**Given request**
Extract the full listing verbatim and drop any pictures from your copy.

[Records from a dataset]
▬▬▬▬▬▬▬▬▬▬

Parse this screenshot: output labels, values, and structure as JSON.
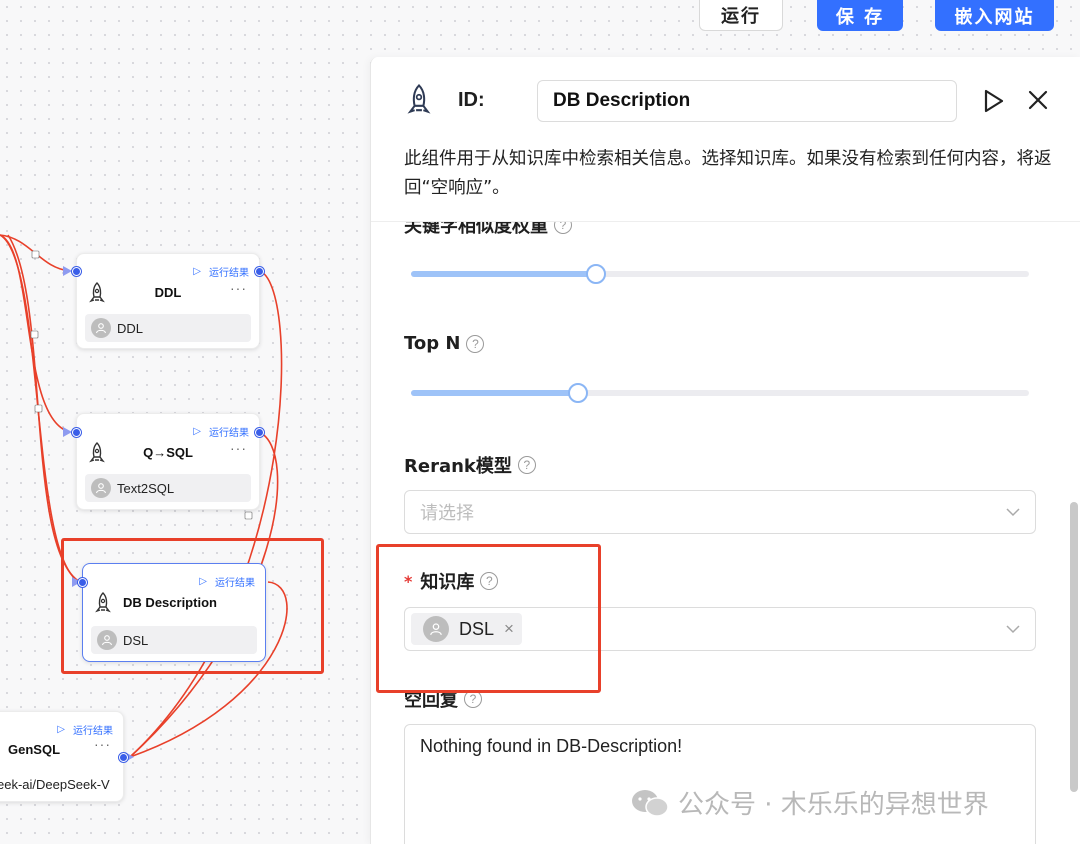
{
  "toolbar": {
    "run": "运行",
    "save": "保 存",
    "embed": "嵌入网站"
  },
  "nodes": [
    {
      "title": "DDL",
      "run_result": "运行结果",
      "chip": "DDL",
      "icon": "rocket-icon"
    },
    {
      "title": "Q→SQL",
      "run_result": "运行结果",
      "chip": "Text2SQL",
      "icon": "rocket-icon"
    },
    {
      "title": "DB Description",
      "run_result": "运行结果",
      "chip": "DSL",
      "icon": "rocket-icon"
    },
    {
      "title": "GenSQL",
      "run_result": "运行结果",
      "chip": "eek-ai/DeepSeek-V"
    }
  ],
  "panel": {
    "id_label": "ID:",
    "name_value": "DB Description",
    "description": "此组件用于从知识库中检索相关信息。选择知识库。如果没有检索到任何内容，将返回“空响应”。",
    "keyword_weight": {
      "label": "关键字相似度权重",
      "value_fraction": 0.3
    },
    "top_n": {
      "label": "Top N",
      "value_fraction": 0.27
    },
    "rerank": {
      "label": "Rerank模型",
      "placeholder": "请选择"
    },
    "knowledge_base": {
      "required_mark": "*",
      "label": "知识库",
      "selected": "DSL"
    },
    "empty_response": {
      "label": "空回复",
      "value": "Nothing found in DB-Description!"
    },
    "help_glyph": "?"
  },
  "watermark": "公众号 · 木乐乐的异想世界",
  "colors": {
    "accent": "#3370ff",
    "highlight": "#e8402a",
    "wire": "#e8402a"
  }
}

▬▬▬▬▬▬▬▬▬▬

**Worked solution**
Parse this screenshot: output labels, values, and structure as JSON.
{
  "toolbar": {
    "run": "运行",
    "save": "保 存",
    "embed": "嵌入网站"
  },
  "nodes": [
    {
      "title": "DDL",
      "run_result": "运行结果",
      "chip": "DDL",
      "icon": "rocket-icon"
    },
    {
      "title": "Q→SQL",
      "run_result": "运行结果",
      "chip": "Text2SQL",
      "icon": "rocket-icon"
    },
    {
      "title": "DB Description",
      "run_result": "运行结果",
      "chip": "DSL",
      "icon": "rocket-icon"
    },
    {
      "title": "GenSQL",
      "run_result": "运行结果",
      "chip": "eek-ai/DeepSeek-V"
    }
  ],
  "panel": {
    "id_label": "ID:",
    "name_value": "DB Description",
    "description": "此组件用于从知识库中检索相关信息。选择知识库。如果没有检索到任何内容，将返回“空响应”。",
    "keyword_weight": {
      "label": "关键字相似度权重",
      "value_fraction": 0.3
    },
    "top_n": {
      "label": "Top N",
      "value_fraction": 0.27
    },
    "rerank": {
      "label": "Rerank模型",
      "placeholder": "请选择"
    },
    "knowledge_base": {
      "required_mark": "*",
      "label": "知识库",
      "selected": "DSL"
    },
    "empty_response": {
      "label": "空回复",
      "value": "Nothing found in DB-Description!"
    },
    "help_glyph": "?"
  },
  "watermark": "公众号 · 木乐乐的异想世界",
  "colors": {
    "accent": "#3370ff",
    "highlight": "#e8402a",
    "wire": "#e8402a"
  }
}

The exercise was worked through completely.